▶ [Short task]:
Make an exact copy of the records, with the pictures left out.

▶ [Material supplied]:
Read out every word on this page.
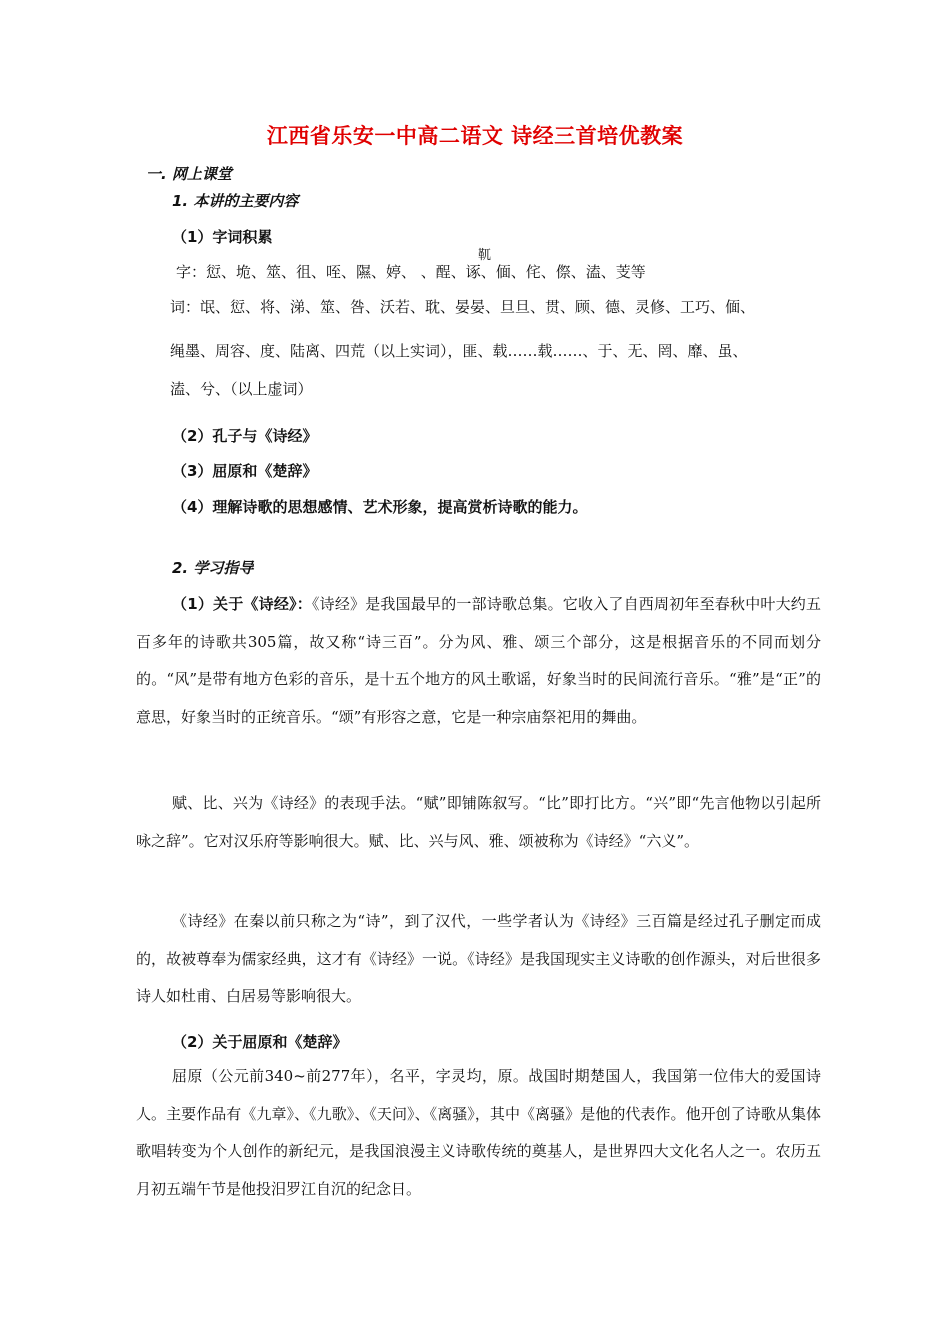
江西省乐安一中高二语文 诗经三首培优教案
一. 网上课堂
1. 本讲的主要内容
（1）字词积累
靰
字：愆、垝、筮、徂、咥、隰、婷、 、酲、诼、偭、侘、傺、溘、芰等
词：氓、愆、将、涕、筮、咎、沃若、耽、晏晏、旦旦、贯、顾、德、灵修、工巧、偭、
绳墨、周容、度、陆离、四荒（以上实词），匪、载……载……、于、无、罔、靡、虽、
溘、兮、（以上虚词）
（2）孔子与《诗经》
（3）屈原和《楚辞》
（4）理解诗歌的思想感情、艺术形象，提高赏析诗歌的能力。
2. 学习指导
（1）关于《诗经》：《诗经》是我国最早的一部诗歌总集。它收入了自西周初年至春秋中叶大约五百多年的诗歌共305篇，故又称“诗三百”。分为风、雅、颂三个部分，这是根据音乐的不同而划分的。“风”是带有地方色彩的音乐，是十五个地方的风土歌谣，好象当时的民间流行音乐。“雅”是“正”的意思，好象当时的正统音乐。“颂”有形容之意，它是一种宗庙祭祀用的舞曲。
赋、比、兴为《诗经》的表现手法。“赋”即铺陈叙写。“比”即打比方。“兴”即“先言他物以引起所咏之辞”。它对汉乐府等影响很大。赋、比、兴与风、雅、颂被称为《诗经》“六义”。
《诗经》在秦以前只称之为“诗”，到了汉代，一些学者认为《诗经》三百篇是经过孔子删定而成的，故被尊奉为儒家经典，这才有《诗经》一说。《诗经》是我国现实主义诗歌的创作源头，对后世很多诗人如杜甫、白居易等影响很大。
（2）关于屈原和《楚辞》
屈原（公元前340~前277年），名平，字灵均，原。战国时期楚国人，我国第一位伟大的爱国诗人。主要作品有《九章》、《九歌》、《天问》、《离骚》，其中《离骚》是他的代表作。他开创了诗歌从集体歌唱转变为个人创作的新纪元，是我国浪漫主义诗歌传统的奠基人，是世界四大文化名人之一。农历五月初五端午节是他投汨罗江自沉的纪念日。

▶ [Completed task]:
Read out every word on this page.
江西省乐安一中高二语文 诗经三首培优教案
一. 网上课堂
1. 本讲的主要内容
（1）字词积累
靰
字：愆、垝、筮、徂、咥、隰、婷、 、酲、诼、偭、侘、傺、溘、芰等
词：氓、愆、将、涕、筮、咎、沃若、耽、晏晏、旦旦、贯、顾、德、灵修、工巧、偭、
绳墨、周容、度、陆离、四荒（以上实词），匪、载……载……、于、无、罔、靡、虽、
溘、兮、（以上虚词）
（2）孔子与《诗经》
（3）屈原和《楚辞》
（4）理解诗歌的思想感情、艺术形象，提高赏析诗歌的能力。
2. 学习指导
（1）关于《诗经》：《诗经》是我国最早的一部诗歌总集。它收入了自西周初年至春秋中叶大约五百多年的诗歌共305篇，故又称“诗三百”。分为风、雅、颂三个部分，这是根据音乐的不同而划分的。“风”是带有地方色彩的音乐，是十五个地方的风土歌谣，好象当时的民间流行音乐。“雅”是“正”的意思，好象当时的正统音乐。“颂”有形容之意，它是一种宗庙祭祀用的舞曲。
赋、比、兴为《诗经》的表现手法。“赋”即铺陈叙写。“比”即打比方。“兴”即“先言他物以引起所咏之辞”。它对汉乐府等影响很大。赋、比、兴与风、雅、颂被称为《诗经》“六义”。
《诗经》在秦以前只称之为“诗”，到了汉代，一些学者认为《诗经》三百篇是经过孔子删定而成的，故被尊奉为儒家经典，这才有《诗经》一说。《诗经》是我国现实主义诗歌的创作源头，对后世很多诗人如杜甫、白居易等影响很大。
（2）关于屈原和《楚辞》
屈原（公元前340~前277年），名平，字灵均，原。战国时期楚国人，我国第一位伟大的爱国诗人。主要作品有《九章》、《九歌》、《天问》、《离骚》，其中《离骚》是他的代表作。他开创了诗歌从集体歌唱转变为个人创作的新纪元，是我国浪漫主义诗歌传统的奠基人，是世界四大文化名人之一。农历五月初五端午节是他投汨罗江自沉的纪念日。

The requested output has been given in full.